START Data to process

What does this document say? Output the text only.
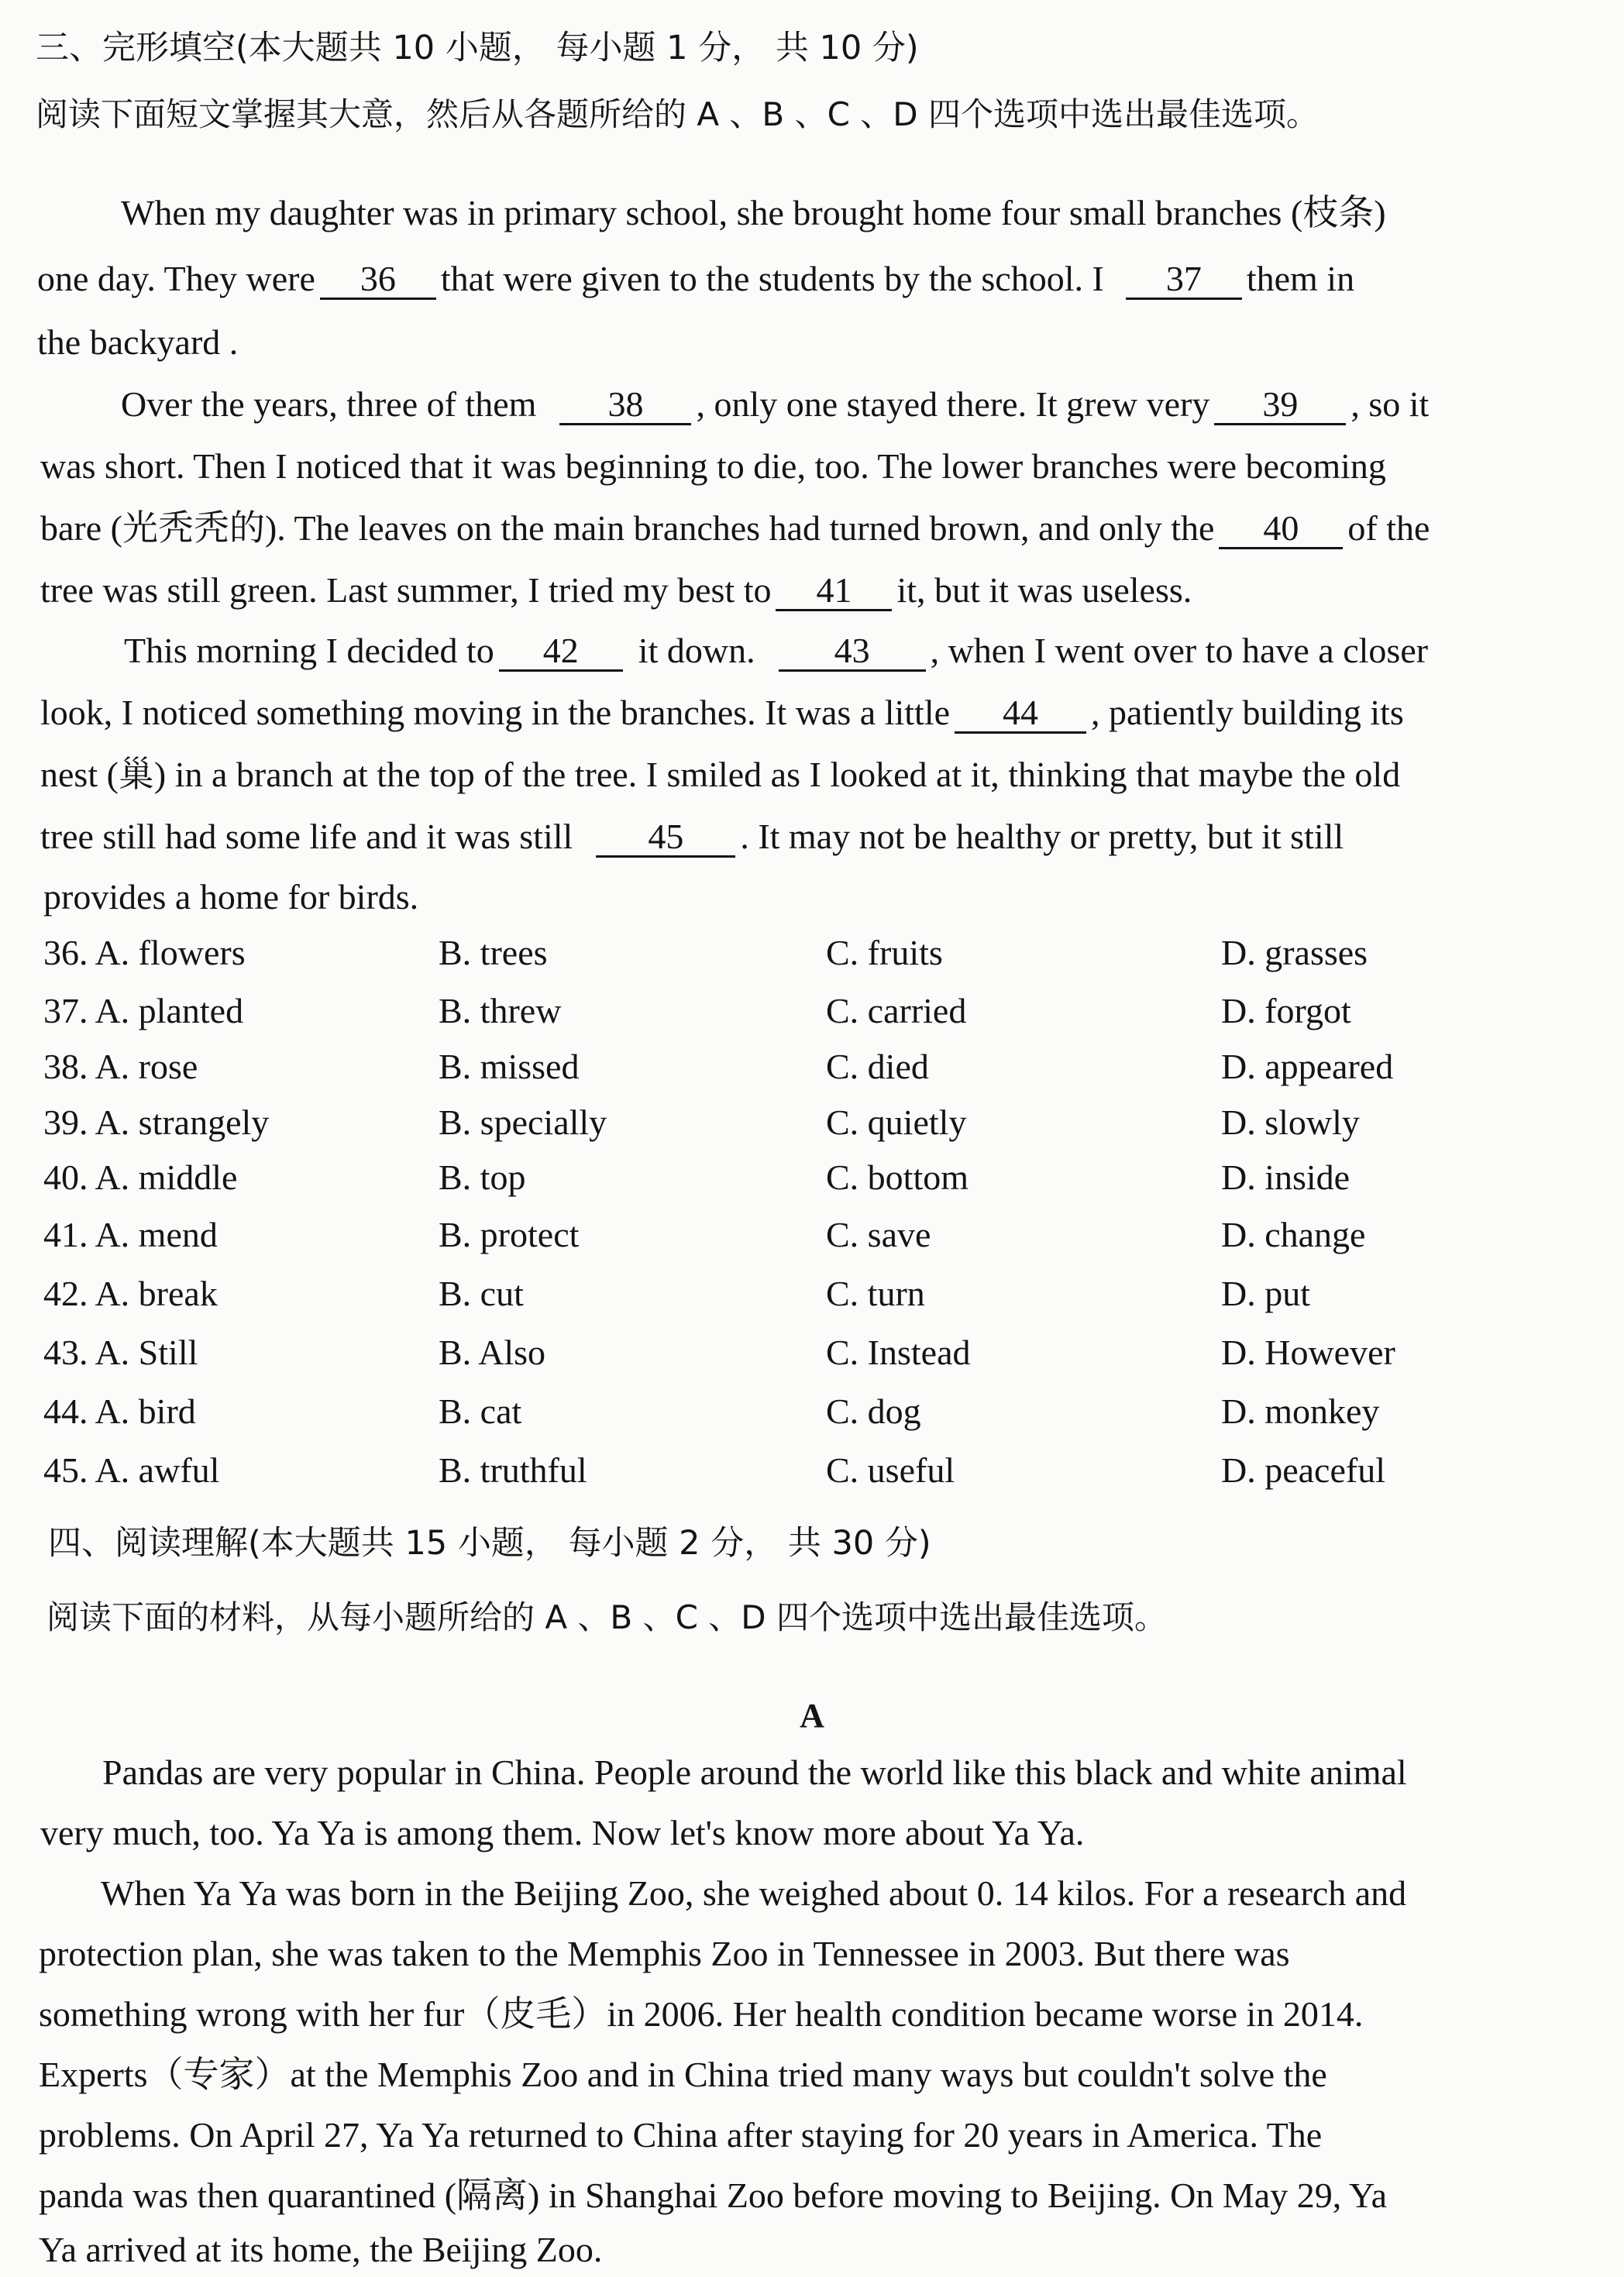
三、完形填空(本大题共 10 小题， 每小题 1 分， 共 10 分)
阅读下面短文掌握其大意，然后从各题所给的 A 、B 、C 、D 四个选项中选出最佳选项。
When my daughter was in primary school, she brought home four small branches (枝条)
one day. They were 36 that were given to the students by the school. I 37 them in
the backyard .
Over the years, three of them 38 , only one stayed there. It grew very 39 , so it
was short. Then I noticed that it was beginning to die, too. The lower branches were becoming
bare (光秃秃的). The leaves on the main branches had turned brown, and only the 40 of the
tree was still green. Last summer, I tried my best to 41 it, but it was useless.
This morning I decided to 42 it down. 43 , when I went over to have a closer
look, I noticed something moving in the branches. It was a little 44 , patiently building its
nest (巢) in a branch at the top of the tree. I smiled as I looked at it, thinking that maybe the old
tree still had some life and it was still 45 . It may not be healthy or pretty, but it still
provides a home for birds.
36. A. flowers	B. trees	C. fruits	D. grasses
37. A. planted	B. threw	C. carried	D. forgot
38. A. rose	B. missed	C. died	D. appeared
39. A. strangely	B. specially	C. quietly	D. slowly
40. A. middle	B. top	C. bottom	D. inside
41. A. mend	B. protect	C. save	D. change
42. A. break	B. cut	C. turn	D. put
43. A. Still	B. Also	C. Instead	D. However
44. A. bird	B. cat	C. dog	D. monkey
45. A. awful	B. truthful	C. useful	D. peaceful
四、阅读理解(本大题共 15 小题， 每小题 2 分， 共 30 分)
阅读下面的材料，从每小题所给的 A 、B 、C 、D 四个选项中选出最佳选项。
A
Pandas are very popular in China. People around the world like this black and white animal
very much, too. Ya Ya is among them. Now let's know more about Ya Ya.
When Ya Ya was born in the Beijing Zoo, she weighed about 0. 14 kilos. For a research and
protection plan, she was taken to the Memphis Zoo in Tennessee in 2003. But there was
something wrong with her fur（皮毛）in 2006. Her health condition became worse in 2014.
Experts（专家）at the Memphis Zoo and in China tried many ways but couldn't solve the
problems. On April 27, Ya Ya returned to China after staying for 20 years in America. The
panda was then quarantined (隔离) in Shanghai Zoo before moving to Beijing. On May 29, Ya
Ya arrived at its home, the Beijing Zoo.
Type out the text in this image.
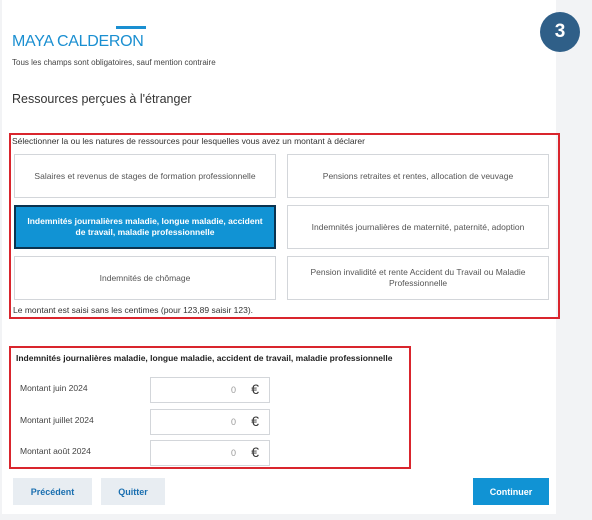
MAYA CALDERON
Tous les champs sont obligatoires, sauf mention contraire
Ressources perçues à l'étranger
3
Sélectionner la ou les natures de ressources pour lesquelles vous avez un montant à déclarer
Salaires et revenus de stages de formation professionnelle	Pensions retraites et rentes, allocation de veuvage
Indemnités journalières maladie, longue maladie, accident de travail, maladie professionnelle
Indemnités journalières de maternité, paternité, adoption
Indemnités de chômage
Pension invalidité et rente Accident du Travail ou Maladie Professionnelle
Le montant est saisi sans les centimes (pour 123,89 saisir 123).
Indemnités journalières maladie, longue maladie, accident de travail, maladie professionnelle
Montant juin 2024	0 €
Montant juillet 2024	0 €
Montant août 2024	0 €
Précédent	Quitter	Continuer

END Data to process

## Set exercise
Show each line in the entries that holds the string "about".

## Written solution
very much, too. Ya Ya is among them. Now let's know more about Ya Ya.
When Ya Ya was born in the Beijing Zoo, she weighed about 0. 14 kilos. For a research and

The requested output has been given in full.